::: Data to process
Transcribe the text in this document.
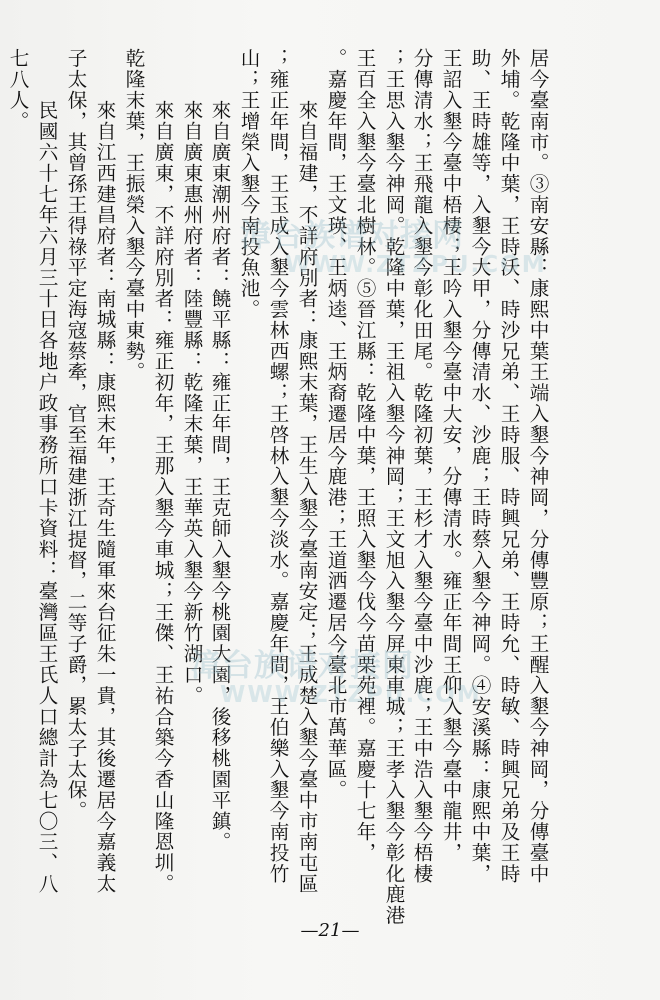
居今臺南市。③南安縣：康熙中葉王端入墾今神岡，分傳豐原；王醒入墾今神岡，分傳臺中
外埔。乾隆中葉，王時沃、時沙兄弟、王時服、時興兄弟、王時允、時敏、時興兄弟及王時
助、王時雄等，入墾今大甲，分傳清水、沙鹿；王時蔡入墾今神岡。④安溪縣：康熙中葉，
王詔入墾今臺中梧棲；王吟入墾今臺中大安，分傳清水。雍正年間王仰入墾今臺中龍井，
分傳清水；王飛龍入墾今彰化田尾。乾隆初葉，王杉才入墾今臺中沙鹿；王中浩入墾今梧棲
；王思入墾今神岡。乾隆中葉，王祖入墾今神岡；王文旭入墾今屏東車城；王孝入墾今彰化鹿港
王百全入墾今臺北樹林。⑤晉江縣：乾隆中葉，王照入墾今伐今苗栗苑裡。嘉慶十七年，
。嘉慶年間，王文瑛、王炳逵、王炳裔遷居今鹿港；王道洒遷居今臺北市萬華區。
來自福建，不詳府別者：康熙末葉，王生入墾今臺南安定；王成楚入墾今臺中市南屯區
；雍正年間，王玉成入墾今雲林西螺；王啓林入墾今淡水。嘉慶年間，王伯樂入墾今南投竹
山；王增榮入墾今南投魚池。
來自廣東潮州府者：饒平縣：雍正年間，王克師入墾今桃園大園，後移桃園平鎮。
來自廣東惠州府者：陸豐縣：乾隆末葉，王華英入墾今新竹湖口。
來自廣東，不詳府別者：雍正初年，王那入墾今車城；王傑、王祐合築今香山隆恩圳。
乾隆末葉，王振榮入墾今臺中東勢。
來自江西建昌府者：南城縣：康熙末年，王奇生隨軍來台征朱一貴，其後遷居今嘉義太
子太保，其曾孫王得祿平定海寇蔡牽，官至福建浙江提督，二等子爵，累太子太保。
民國六十七年六月三十日各地户政事務所口卡資料：臺灣區王氏人口總計為七〇三、八
七八人。
漳台族谱对接网
WWW.ZTZPU.COM
漳台族谱对接网
WWW.ZTZPU.COM
—21—
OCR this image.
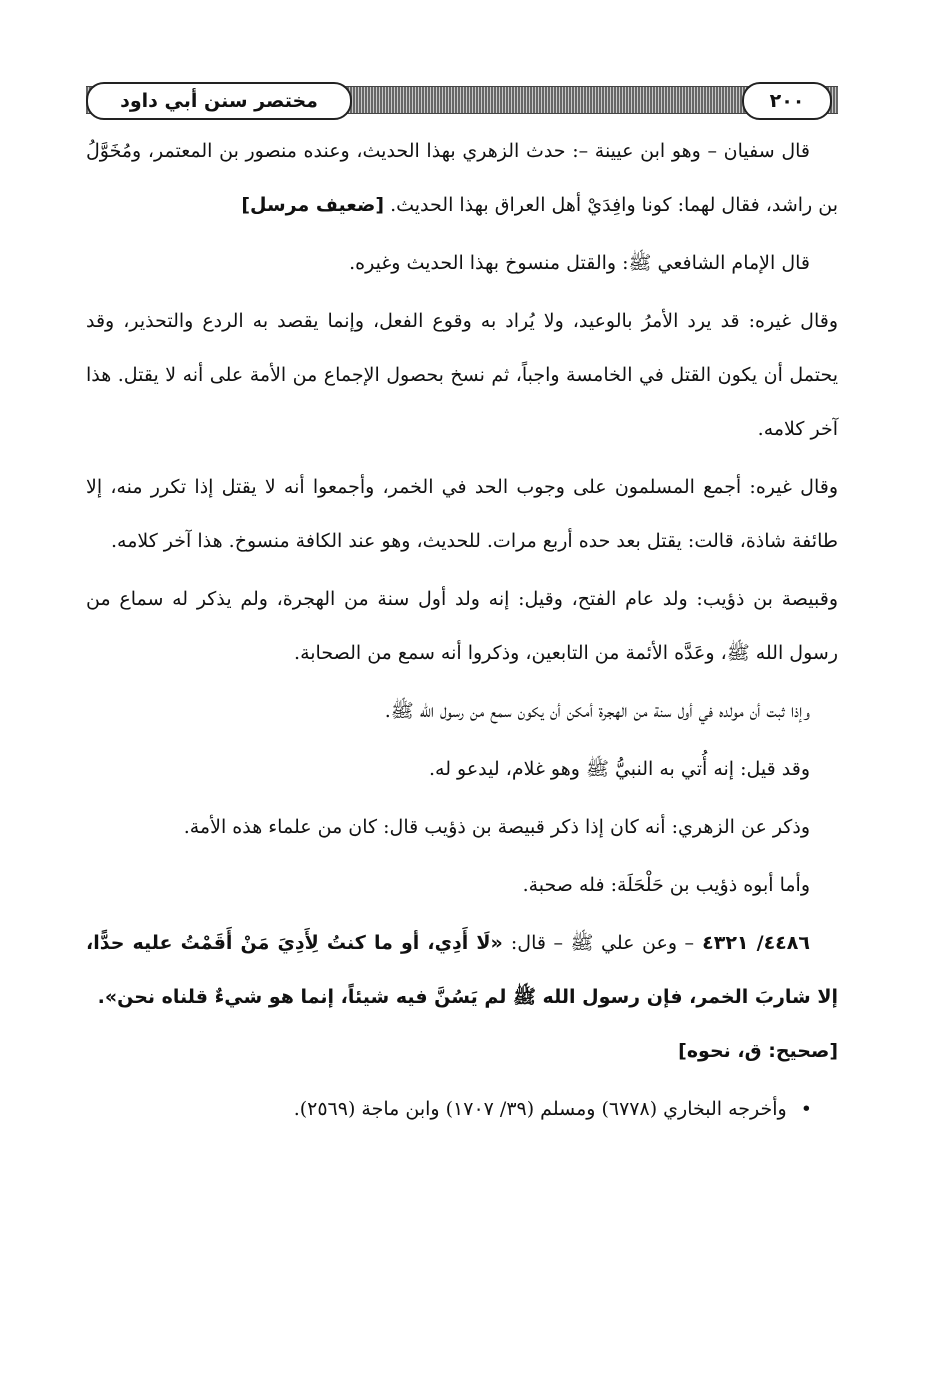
مختصر سنن أبي داود	٢٠٠

قال سفيان – وهو ابن عيينة –: حدث الزهري بهذا الحديث، وعنده منصور بن المعتمر، ومُخَوَّلُ بن راشد، فقال لهما: كونا وافِدَيْ أهل العراق بهذا الحديث. [ضعيف مرسل]

قال الإمام الشافعي ﷺ: والقتل منسوخ بهذا الحديث وغيره.

وقال غيره: قد يرد الأمرُ بالوعيد، ولا يُراد به وقوع الفعل، وإنما يقصد به الردع والتحذير، وقد يحتمل أن يكون القتل في الخامسة واجباً، ثم نسخ بحصول الإجماع من الأمة على أنه لا يقتل. هذا آخر كلامه.

وقال غيره: أجمع المسلمون على وجوب الحد في الخمر، وأجمعوا أنه لا يقتل إذا تكرر منه، إلا طائفة شاذة، قالت: يقتل بعد حده أربع مرات. للحديث، وهو عند الكافة منسوخ. هذا آخر كلامه.

وقبيصة بن ذؤيب: ولد عام الفتح، وقيل: إنه ولد أول سنة من الهجرة، ولم يذكر له سماع من رسول الله ﷺ، وعَدَّه الأئمة من التابعين، وذكروا أنه سمع من الصحابة.

وإذا ثبت أن مولده في أول سنة من الهجرة أمكن أن يكون سمع من رسول الله ﷺ.

وقد قيل: إنه أُتي به النبيُّ ﷺ وهو غلام، ليدعو له.

وذكر عن الزهري: أنه كان إذا ذكر قبيصة بن ذؤيب قال: كان من علماء هذه الأمة.

وأما أبوه ذؤيب بن حَلْحَلَة: فله صحبة.

٤٤٨٦/ ٤٣٢١ – وعن علي ﷺ – قال: «لَا أَدِي، أو ما كنتُ لِأَدِيَ مَنْ أَقَمْتُ عليه حدًّا، إلا شاربَ الخمر، فإن رسول الله ﷺ لم يَسُنَّ فيه شيئاً، إنما هو شيءٌ قلناه نحن».
[صحيح: ق، نحوه]

• وأخرجه البخاري (٦٧٧٨) ومسلم (٣٩/ ١٧٠٧) وابن ماجة (٢٥٦٩).
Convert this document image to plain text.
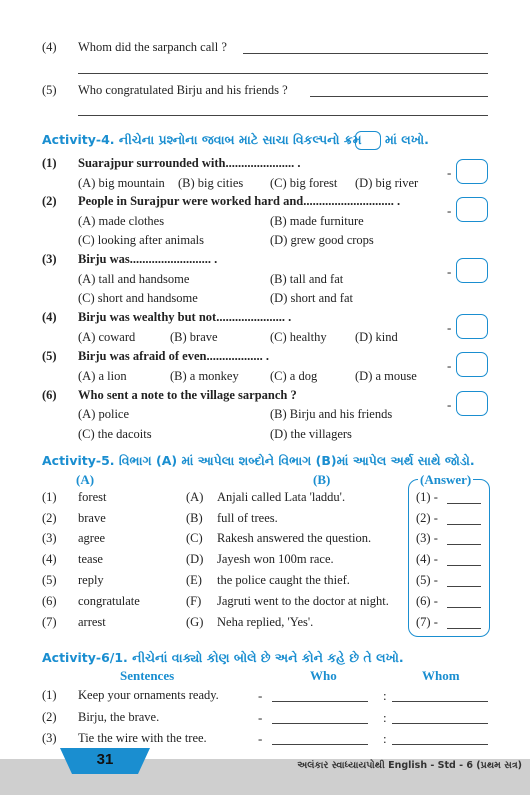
(4) Whom did the sarpanch call ?
(5) Who congratulated Birju and his friends ?
Activity-4. નીચેના પ્રશ્નોના જવાબ માટે સાચા વિકલ્પનો ક્રમ માં લખો.
(1) Suarajpur surrounded with...................... .
(A) big mountain (B) big cities (C) big forest (D) big river
-
(2) People in Surajpur were worked hard and............................. .
(A) made clothes	(B) made furniture
(C) looking after animals	(D) grew good crops
-
(3) Birju was.......................... .
(A) tall and handsome	(B) tall and fat
(C) short and handsome	(D) short and fat
-
(4) Birju was wealthy but not...................... .
(A) coward	(B) brave	(C) healthy (D) kind
-
(5) Birju was afraid of even.................. .
(A) a lion	(B) a monkey	(C) a dog	(D) a mouse
-
(6) Who sent a note to the village sarpanch ?
(A) police	(B) Birju and his friends
(C) the dacoits	(D) the villagers
-
Activity-5. વિભાગ (A) માં આપેલા શબ્દોને વિભાગ (B)માં આપેલ અર્થ સાથે જોડો.
(A)	(B)	(Answer)
(1) forest	(A) Anjali called Lata 'laddu'.	(1) -
(2) brave	(B) full of trees.	(2) -
(3) agree	(C) Rakesh answered the question.	(3) -
(4) tease	(D) Jayesh won 100m race.	(4) -
(5) reply	(E) the police caught the thief.	(5) -
(6) congratulate	(F) Jagruti went to the doctor at night. (6) -
(7) arrest	(G) Neha replied, 'Yes'.	(7) -
Activity-6/1. નીચેનાં વાક્યો કોણ બોલે છે અને કોને કહે છે તે લખો.
Sentences	Who	Whom
(1) Keep your ornaments ready.	-	:
(2) Birju, the brave.	-	:
(3) Tie the wire with the tree.	-	:
31	અલંકાર સ્વાધ્યાયપોથી English - Std - 6 (પ્રથમ સત્ર)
::::::
- Given instruction -
Look for the word "分傳清水" in every line of the listing and copy the lines that have it.

- Output of the exercise -
助、王時雄等，入墾今大甲，分傳清水、沙鹿；王時蔡入墾今神岡。④安溪縣：康熙中葉，
王詔入墾今臺中梧棲；王吟入墾今臺中大安，分傳清水。雍正年間王仰入墾今臺中龍井，
分傳清水；王飛龍入墾今彰化田尾。乾隆初葉，王杉才入墾今臺中沙鹿；王中浩入墾今梧棲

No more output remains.